Written exercise: Omit all pictures, then retype the data exactly as given.
+---+
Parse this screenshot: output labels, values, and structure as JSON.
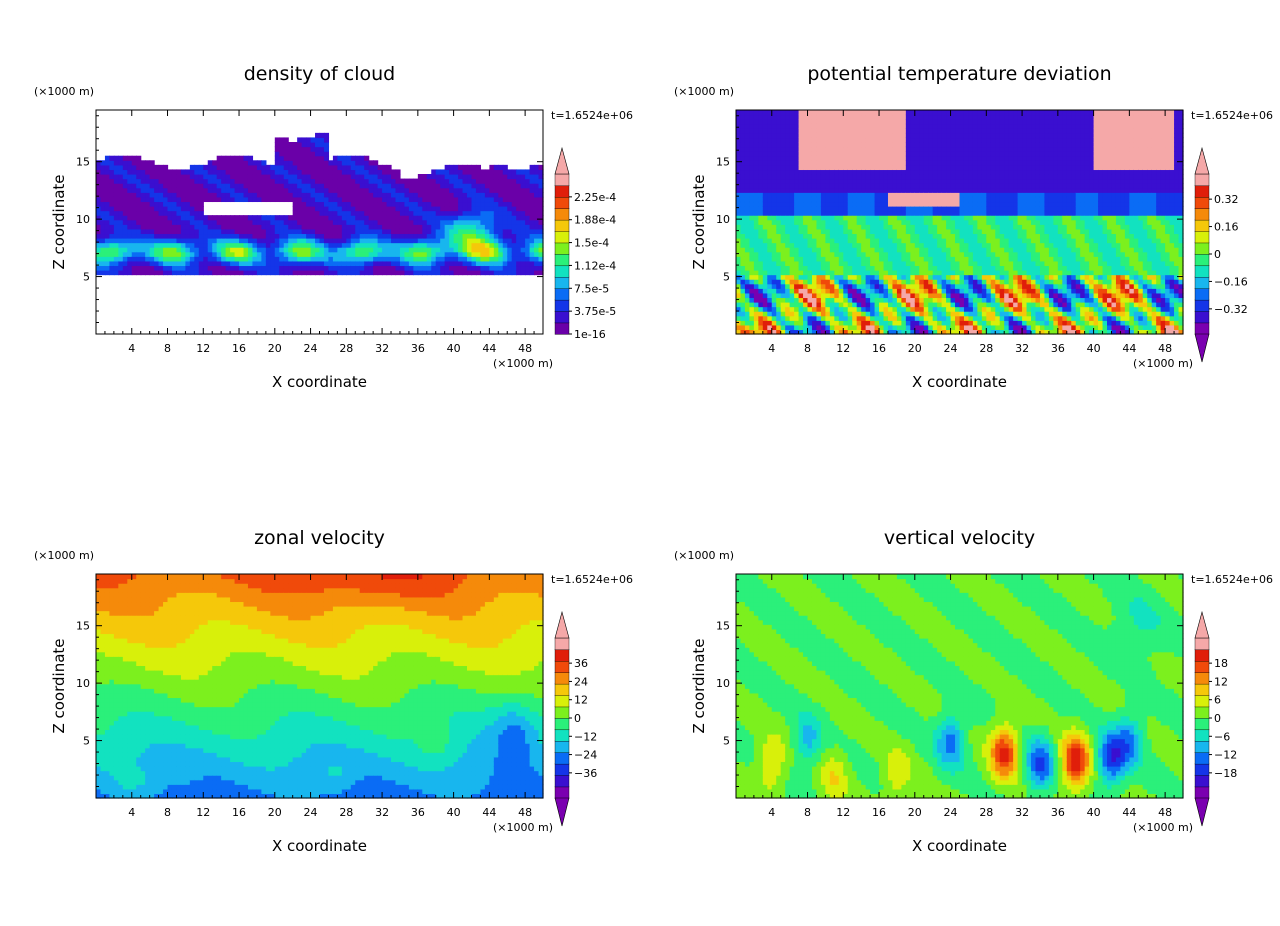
{
  "chart_data": [
    {
      "type": "heatmap",
      "title": "density of cloud",
      "xlabel": "X coordinate",
      "ylabel": "Z coordinate",
      "x_unit": "(×1000 m)",
      "y_unit": "(×1000 m)",
      "time_label": "t=1.6524e+06",
      "xlim": [
        0,
        50
      ],
      "ylim": [
        0,
        19.5
      ],
      "x_ticks": [
        "4",
        "8",
        "12",
        "16",
        "20",
        "24",
        "28",
        "32",
        "36",
        "40",
        "44",
        "48"
      ],
      "y_ticks": [
        "5",
        "10",
        "15"
      ],
      "colorbar_labels": [
        "1e-16",
        "3.75e-5",
        "7.5e-5",
        "1.12e-4",
        "1.5e-4",
        "1.88e-4",
        "2.25e-4"
      ],
      "colorbar_min": 0,
      "colorbar_max": 0.00026,
      "pattern": "cloud",
      "colors": [
        "#6a00a8",
        "#3a0fd0",
        "#1435e8",
        "#0a6cf5",
        "#18b6ee",
        "#12e2c0",
        "#2bf07a",
        "#7cf01e",
        "#d8f00a",
        "#f5c80a",
        "#f58a0a",
        "#f04a0a",
        "#e01e0a",
        "#f5a8a8"
      ]
    },
    {
      "type": "heatmap",
      "title": "potential temperature deviation",
      "xlabel": "X coordinate",
      "ylabel": "Z coordinate",
      "x_unit": "(×1000 m)",
      "y_unit": "(×1000 m)",
      "time_label": "t=1.6524e+06",
      "xlim": [
        0,
        50
      ],
      "ylim": [
        0,
        19.5
      ],
      "x_ticks": [
        "4",
        "8",
        "12",
        "16",
        "20",
        "24",
        "28",
        "32",
        "36",
        "40",
        "44",
        "48"
      ],
      "y_ticks": [
        "5",
        "10",
        "15"
      ],
      "colorbar_labels": [
        "−0.32",
        "−0.16",
        "0",
        "0.16",
        "0.32"
      ],
      "colorbar_min": -0.48,
      "colorbar_max": 0.48,
      "pattern": "theta",
      "colors": [
        "#7a00b0",
        "#3a0fd0",
        "#1435e8",
        "#0a6cf5",
        "#18b6ee",
        "#12e2c0",
        "#2bf07a",
        "#7cf01e",
        "#d8f00a",
        "#f5c80a",
        "#f58a0a",
        "#f04a0a",
        "#e01e0a",
        "#f5a8a8"
      ]
    },
    {
      "type": "heatmap",
      "title": "zonal velocity",
      "xlabel": "X coordinate",
      "ylabel": "Z coordinate",
      "x_unit": "(×1000 m)",
      "y_unit": "(×1000 m)",
      "time_label": "t=1.6524e+06",
      "xlim": [
        0,
        50
      ],
      "ylim": [
        0,
        19.5
      ],
      "x_ticks": [
        "4",
        "8",
        "12",
        "16",
        "20",
        "24",
        "28",
        "32",
        "36",
        "40",
        "44",
        "48"
      ],
      "y_ticks": [
        "5",
        "10",
        "15"
      ],
      "colorbar_labels": [
        "−36",
        "−24",
        "−12",
        "0",
        "12",
        "24",
        "36"
      ],
      "colorbar_min": -48,
      "colorbar_max": 48,
      "pattern": "zonal",
      "colors": [
        "#7a00b0",
        "#3a0fd0",
        "#1435e8",
        "#0a6cf5",
        "#18b6ee",
        "#12e2c0",
        "#2bf07a",
        "#7cf01e",
        "#d8f00a",
        "#f5c80a",
        "#f58a0a",
        "#f04a0a",
        "#e01e0a",
        "#f5a8a8"
      ]
    },
    {
      "type": "heatmap",
      "title": "vertical velocity",
      "xlabel": "X coordinate",
      "ylabel": "Z coordinate",
      "x_unit": "(×1000 m)",
      "y_unit": "(×1000 m)",
      "time_label": "t=1.6524e+06",
      "xlim": [
        0,
        50
      ],
      "ylim": [
        0,
        19.5
      ],
      "x_ticks": [
        "4",
        "8",
        "12",
        "16",
        "20",
        "24",
        "28",
        "32",
        "36",
        "40",
        "44",
        "48"
      ],
      "y_ticks": [
        "5",
        "10",
        "15"
      ],
      "colorbar_labels": [
        "−18",
        "−12",
        "−6",
        "0",
        "6",
        "12",
        "18"
      ],
      "colorbar_min": -24,
      "colorbar_max": 24,
      "pattern": "vertical",
      "colors": [
        "#7a00b0",
        "#3a0fd0",
        "#1435e8",
        "#0a6cf5",
        "#18b6ee",
        "#12e2c0",
        "#2bf07a",
        "#7cf01e",
        "#d8f00a",
        "#f5c80a",
        "#f58a0a",
        "#f04a0a",
        "#e01e0a",
        "#f5a8a8"
      ]
    }
  ]
}
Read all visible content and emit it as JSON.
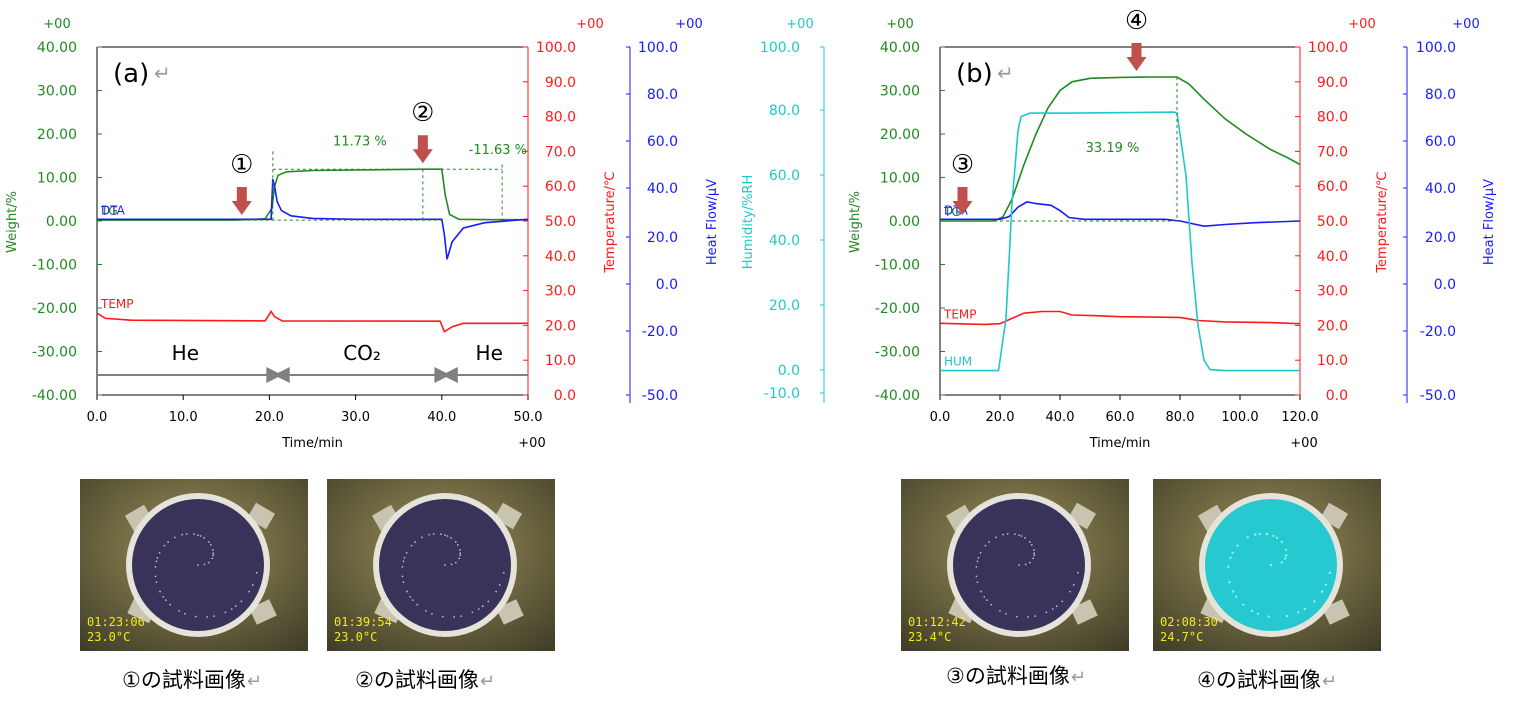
+---+
Response to the task:
Parse this screenshot: output labels, values, and structure as JSON.
{
  "chart_data": [
    {
      "type": "heatmap",
      "title": "density of cloud",
      "xlabel": "X coordinate",
      "ylabel": "Z coordinate",
      "x_unit": "(×1000 m)",
      "y_unit": "(×1000 m)",
      "time_label": "t=1.6524e+06",
      "xlim": [
        0,
        50
      ],
      "ylim": [
        0,
        19.5
      ],
      "x_ticks": [
        "4",
        "8",
        "12",
        "16",
        "20",
        "24",
        "28",
        "32",
        "36",
        "40",
        "44",
        "48"
      ],
      "y_ticks": [
        "5",
        "10",
        "15"
      ],
      "colorbar_labels": [
        "1e-16",
        "3.75e-5",
        "7.5e-5",
        "1.12e-4",
        "1.5e-4",
        "1.88e-4",
        "2.25e-4"
      ],
      "colorbar_min": 0,
      "colorbar_max": 0.00026,
      "pattern": "cloud",
      "colors": [
        "#6a00a8",
        "#3a0fd0",
        "#1435e8",
        "#0a6cf5",
        "#18b6ee",
        "#12e2c0",
        "#2bf07a",
        "#7cf01e",
        "#d8f00a",
        "#f5c80a",
        "#f58a0a",
        "#f04a0a",
        "#e01e0a",
        "#f5a8a8"
      ]
    },
    {
      "type": "heatmap",
      "title": "potential temperature deviation",
      "xlabel": "X coordinate",
      "ylabel": "Z coordinate",
      "x_unit": "(×1000 m)",
      "y_unit": "(×1000 m)",
      "time_label": "t=1.6524e+06",
      "xlim": [
        0,
        50
      ],
      "ylim": [
        0,
        19.5
      ],
      "x_ticks": [
        "4",
        "8",
        "12",
        "16",
        "20",
        "24",
        "28",
        "32",
        "36",
        "40",
        "44",
        "48"
      ],
      "y_ticks": [
        "5",
        "10",
        "15"
      ],
      "colorbar_labels": [
        "−0.32",
        "−0.16",
        "0",
        "0.16",
        "0.32"
      ],
      "colorbar_min": -0.48,
      "colorbar_max": 0.48,
      "pattern": "theta",
      "colors": [
        "#7a00b0",
        "#3a0fd0",
        "#1435e8",
        "#0a6cf5",
        "#18b6ee",
        "#12e2c0",
        "#2bf07a",
        "#7cf01e",
        "#d8f00a",
        "#f5c80a",
        "#f58a0a",
        "#f04a0a",
        "#e01e0a",
        "#f5a8a8"
      ]
    },
    {
      "type": "heatmap",
      "title": "zonal velocity",
      "xlabel": "X coordinate",
      "ylabel": "Z coordinate",
      "x_unit": "(×1000 m)",
      "y_unit": "(×1000 m)",
      "time_label": "t=1.6524e+06",
      "xlim": [
        0,
        50
      ],
      "ylim": [
        0,
        19.5
      ],
      "x_ticks": [
        "4",
        "8",
        "12",
        "16",
        "20",
        "24",
        "28",
        "32",
        "36",
        "40",
        "44",
        "48"
      ],
      "y_ticks": [
        "5",
        "10",
        "15"
      ],
      "colorbar_labels": [
        "−36",
        "−24",
        "−12",
        "0",
        "12",
        "24",
        "36"
      ],
      "colorbar_min": -48,
      "colorbar_max": 48,
      "pattern": "zonal",
      "colors": [
        "#7a00b0",
        "#3a0fd0",
        "#1435e8",
        "#0a6cf5",
        "#18b6ee",
        "#12e2c0",
        "#2bf07a",
        "#7cf01e",
        "#d8f00a",
        "#f5c80a",
        "#f58a0a",
        "#f04a0a",
        "#e01e0a",
        "#f5a8a8"
      ]
    },
    {
      "type": "heatmap",
      "title": "vertical velocity",
      "xlabel": "X coordinate",
      "ylabel": "Z coordinate",
      "x_unit": "(×1000 m)",
      "y_unit": "(×1000 m)",
      "time_label": "t=1.6524e+06",
      "xlim": [
        0,
        50
      ],
      "ylim": [
        0,
        19.5
      ],
      "x_ticks": [
        "4",
        "8",
        "12",
        "16",
        "20",
        "24",
        "28",
        "32",
        "36",
        "40",
        "44",
        "48"
      ],
      "y_ticks": [
        "5",
        "10",
        "15"
      ],
      "colorbar_labels": [
        "−18",
        "−12",
        "−6",
        "0",
        "6",
        "12",
        "18"
      ],
      "colorbar_min": -24,
      "colorbar_max": 24,
      "pattern": "vertical",
      "colors": [
        "#7a00b0",
        "#3a0fd0",
        "#1435e8",
        "#0a6cf5",
        "#18b6ee",
        "#12e2c0",
        "#2bf07a",
        "#7cf01e",
        "#d8f00a",
        "#f5c80a",
        "#f58a0a",
        "#f04a0a",
        "#e01e0a",
        "#f5a8a8"
      ]
    }
  ]
}
Read all visible content and emit it as JSON.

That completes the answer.